## Stored records
☆ ☆ ☆ ☆
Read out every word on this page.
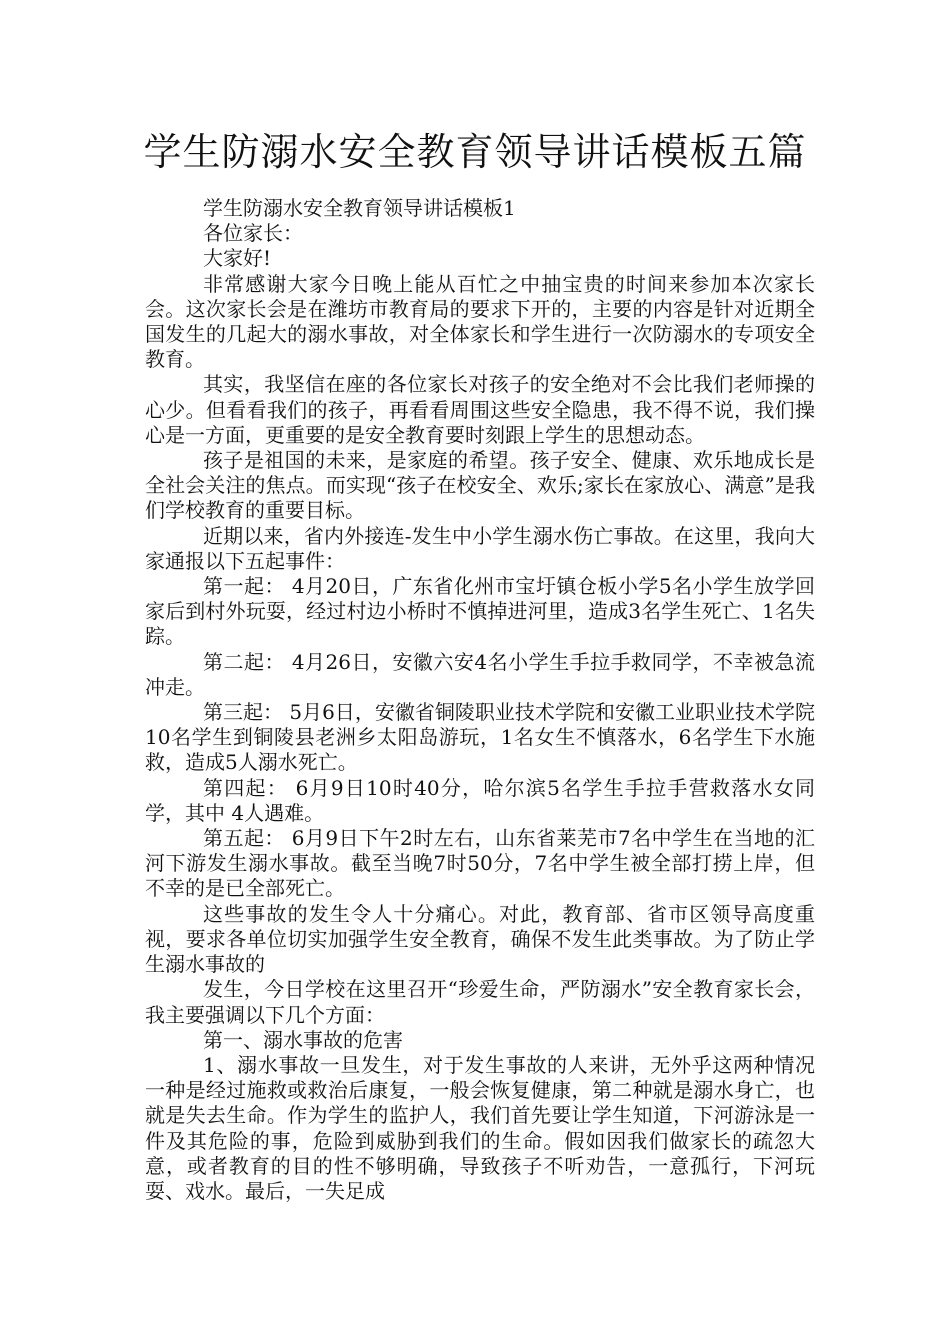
学生防溺水安全教育领导讲话模板五篇

学生防溺水安全教育领导讲话模板1

各位家长：

大家好!

非常感谢大家今日晚上能从百忙之中抽宝贵的时间来参加本次家长会。这次家长会是在潍坊市教育局的要求下开的，主要的内容是针对近期全国发生的几起大的溺水事故，对全体家长和学生进行一次防溺水的专项安全教育。

其实，我坚信在座的各位家长对孩子的安全绝对不会比我们老师操的心少。但看看我们的孩子，再看看周围这些安全隐患，我不得不说，我们操心是一方面，更重要的是安全教育要时刻跟上学生的思想动态。

孩子是祖国的未来，是家庭的希望。孩子安全、健康、欢乐地成长是全社会关注的焦点。而实现“孩子在校安全、欢乐;家长在家放心、满意”是我们学校教育的重要目标。

近期以来，省内外接连-发生中小学生溺水伤亡事故。在这里，我向大家通报以下五起事件：

第一起： 4月20日，广东省化州市宝圩镇仓板小学5名小学生放学回家后到村外玩耍，经过村边小桥时不慎掉进河里，造成3名学生死亡、1名失踪。

第二起： 4月26日，安徽六安4名小学生手拉手救同学，不幸被急流冲走。

第三起： 5月6日，安徽省铜陵职业技术学院和安徽工业职业技术学院10名学生到铜陵县老洲乡太阳岛游玩，1名女生不慎落水，6名学生下水施救，造成5人溺水死亡。

第四起： 6月9日10时40分，哈尔滨5名学生手拉手营救落水女同学，其中 4人遇难。

第五起： 6月9日下午2时左右，山东省莱芜市7名中学生在当地的汇河下游发生溺水事故。截至当晚7时50分，7名中学生被全部打捞上岸，但不幸的是已全部死亡。

这些事故的发生令人十分痛心。对此，教育部、省市区领导高度重视，要求各单位切实加强学生安全教育，确保不发生此类事故。为了防止学生溺水事故的

发生，今日学校在这里召开“珍爱生命，严防溺水”安全教育家长会，我主要强调以下几个方面：

第一、溺水事故的危害

1、溺水事故一旦发生，对于发生事故的人来讲，无外乎这两种情况一种是经过施救或救治后康复，一般会恢复健康，第二种就是溺水身亡，也就是失去生命。作为学生的监护人，我们首先要让学生知道，下河游泳是一件及其危险的事，危险到威胁到我们的生命。假如因我们做家长的疏忽大意，或者教育的目的性不够明确，导致孩子不听劝告，一意孤行，下河玩耍、戏水。最后，一失足成
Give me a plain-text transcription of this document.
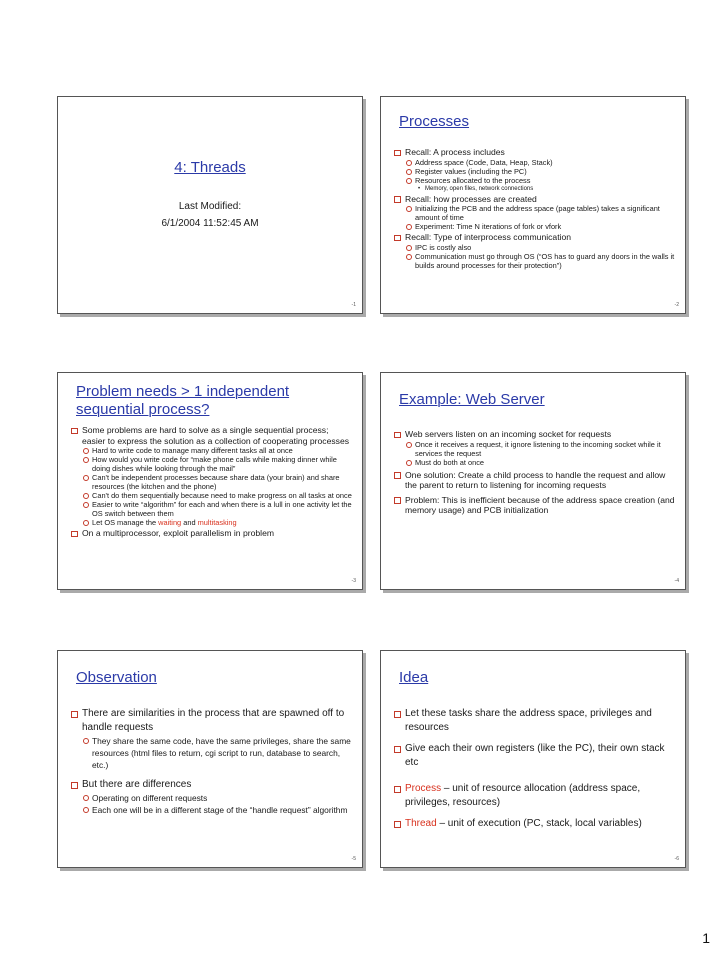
4: Threads
Last Modified:
6/1/2004 11:52:45 AM
-1
Processes
Recall: A process includes
Address space (Code, Data, Heap, Stack)
Register values (including the PC)
Resources allocated to the process
• Memory, open files, network connections
Recall: how processes are created
Initializing the PCB and the address space (page tables) takes a significant amount of time
Experiment: Time N iterations of fork or vfork
Recall: Type of interprocess communication
IPC is costly also
Communication must go through OS (“OS has to guard any doors in the walls it builds around processes for their protection”)
-2
Problem needs > 1 independent sequential process?
Some problems are hard to solve as a single sequential process; easier to express the solution as a collection of cooperating processes
Hard to write code to manage many different tasks all at once
How would you write code for “make phone calls while making dinner while doing dishes while looking through the mail”
Can't be independent processes because share data (your brain) and share resources (the kitchen and the phone)
Can't do them sequentially because need to make progress on all tasks at once
Easier to write “algorithm” for each and when there is a lull in one activity let the OS switch between them
Let OS manage the waiting and multitasking
On a multiprocessor, exploit parallelism in problem
-3
Example: Web Server
Web servers listen on an incoming socket for requests
Once it receives a request, it ignore listening to the incoming socket while it services the request
Must do both at once
One solution: Create a child process to handle the request and allow the parent to return to listening for incoming requests
Problem: This is inefficient because of the address space creation (and memory usage) and PCB initialization
-4
Observation
There are similarities in the process that are spawned off to handle requests
They share the same code, have the same privileges, share the same resources (html files to return, cgi script to run, database to search, etc.)
But there are differences
Operating on different requests
Each one will be in a different stage of the “handle request” algorithm
-5
Idea
Let these tasks share the address space, privileges and resources
Give each their own registers (like the PC), their own stack etc
Process – unit of resource allocation (address space, privileges, resources)
Thread – unit of execution (PC, stack, local variables)
-6
1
☆ ☆ ☆ ☆
## WHAT TO DO
Figure out how many lines of the data above include "them", then give the number and nothing more.

## SOLUTION TO THIS PROBLEM
2